> _Set task_:
Examine the entries and show every line in which the word "text" is found.

[Start Source material]

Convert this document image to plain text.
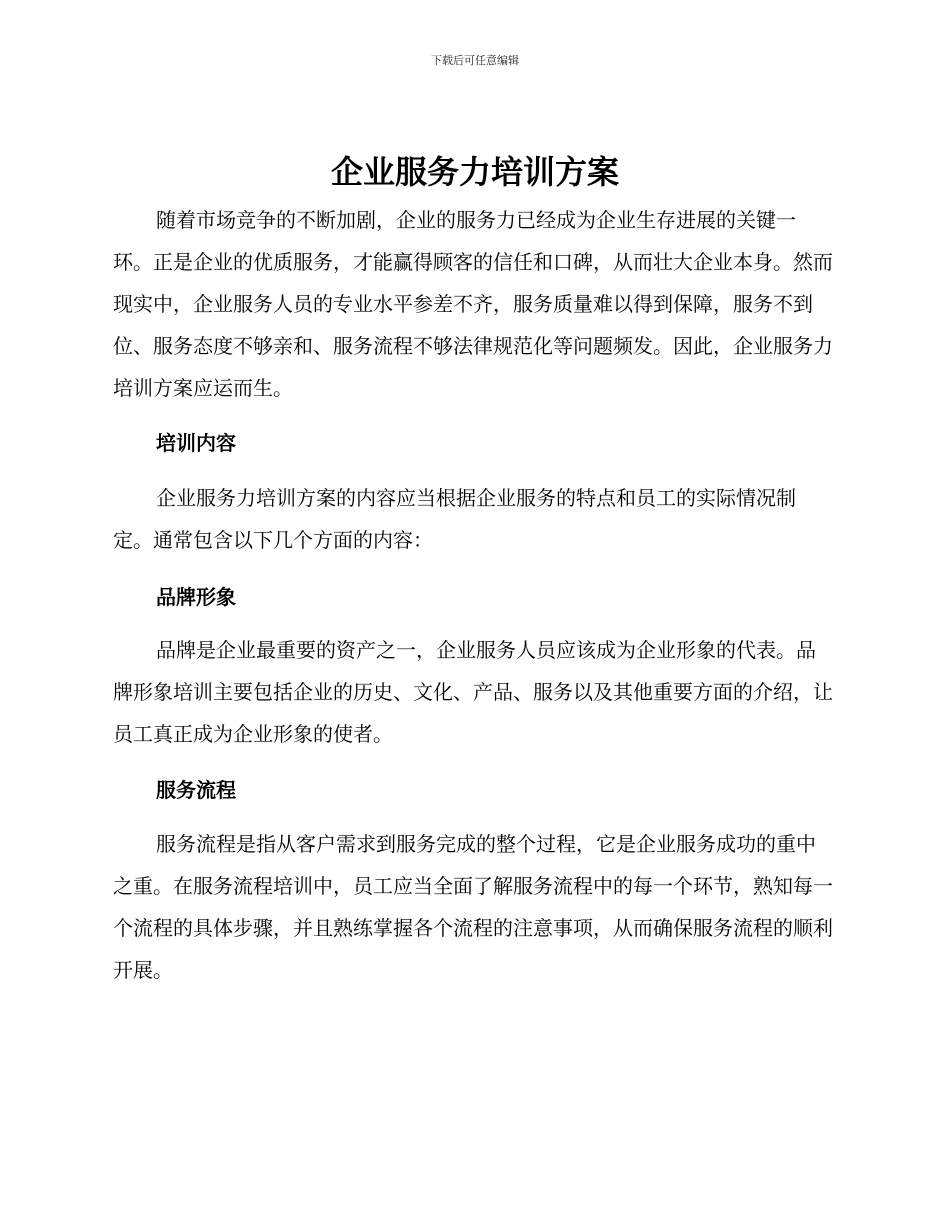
下载后可任意编辑
企业服务力培训方案

随着市场竞争的不断加剧，企业的服务力已经成为企业生存进展的关键一环。正是企业的优质服务，才能赢得顾客的信任和口碑，从而壮大企业本身。然而现实中，企业服务人员的专业水平参差不齐，服务质量难以得到保障，服务不到位、服务态度不够亲和、服务流程不够法律规范化等问题频发。因此，企业服务力培训方案应运而生。

培训内容

企业服务力培训方案的内容应当根据企业服务的特点和员工的实际情况制定。通常包含以下几个方面的内容：

品牌形象

品牌是企业最重要的资产之一，企业服务人员应该成为企业形象的代表。品牌形象培训主要包括企业的历史、文化、产品、服务以及其他重要方面的介绍，让员工真正成为企业形象的使者。

服务流程

服务流程是指从客户需求到服务完成的整个过程，它是企业服务成功的重中之重。在服务流程培训中，员工应当全面了解服务流程中的每一个环节，熟知每一个流程的具体步骤，并且熟练掌握各个流程的注意事项，从而确保服务流程的顺利开展。
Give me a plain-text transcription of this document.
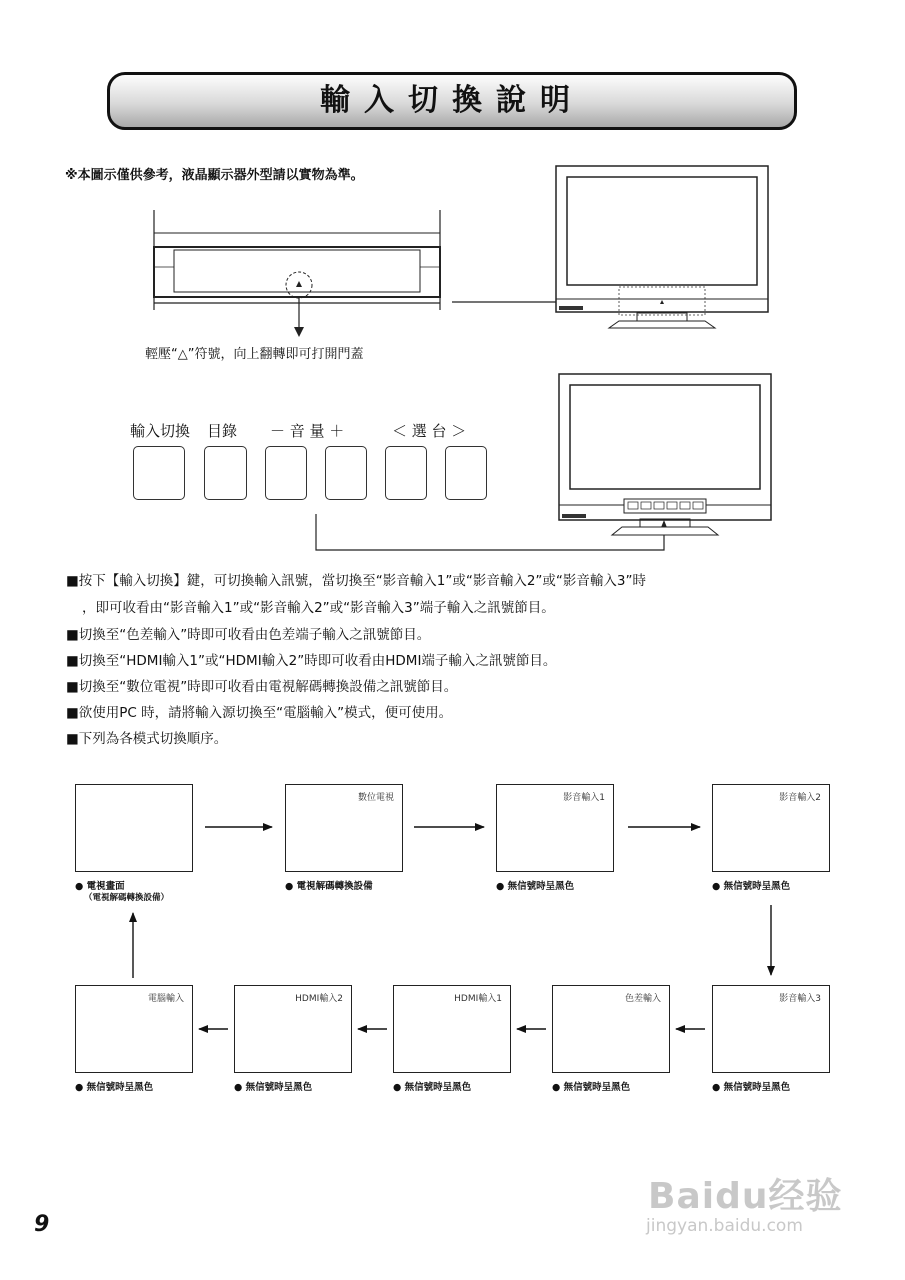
輸入切換說明
※本圖示僅供參考，液晶顯示器外型請以實物為準。
輕壓“△”符號，向上翻轉即可打開門蓋
輸入切換 目錄 － 音 量 ＋	＜ 選 台 ＞
■按下【輸入切換】鍵，可切換輸入訊號，當切換至“影音輸入1”或“影音輸入2”或“影音輸入3”時
，即可收看由“影音輸入1”或“影音輸入2”或“影音輸入3”端子輸入之訊號節目。
■切換至“色差輸入”時即可收看由色差端子輸入之訊號節目。
■切換至“HDMI輸入1”或“HDMI輸入2”時即可收看由HDMI端子輸入之訊號節目。
■切換至“數位電視”時即可收看由電視解碼轉換設備之訊號節目。
■欲使用PC 時，請將輸入源切換至“電腦輸入”模式，便可使用。
■下列為各模式切換順序。
● 電視畫面
（電視解碼轉換設備）
數位電視
● 電視解碼轉換設備
影音輸入1
● 無信號時呈黑色
影音輸入2
● 無信號時呈黑色
電腦輸入
● 無信號時呈黑色
HDMI輸入2
● 無信號時呈黑色
HDMI輸入1
● 無信號時呈黑色
色差輸入
● 無信號時呈黑色
影音輸入3
● 無信號時呈黑色
9
Baidu经验
jingyan.baidu.com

[End Source material]

> _Problem solution_:
Convert this document image to plain text.
Give me a plain-text transcription of this document.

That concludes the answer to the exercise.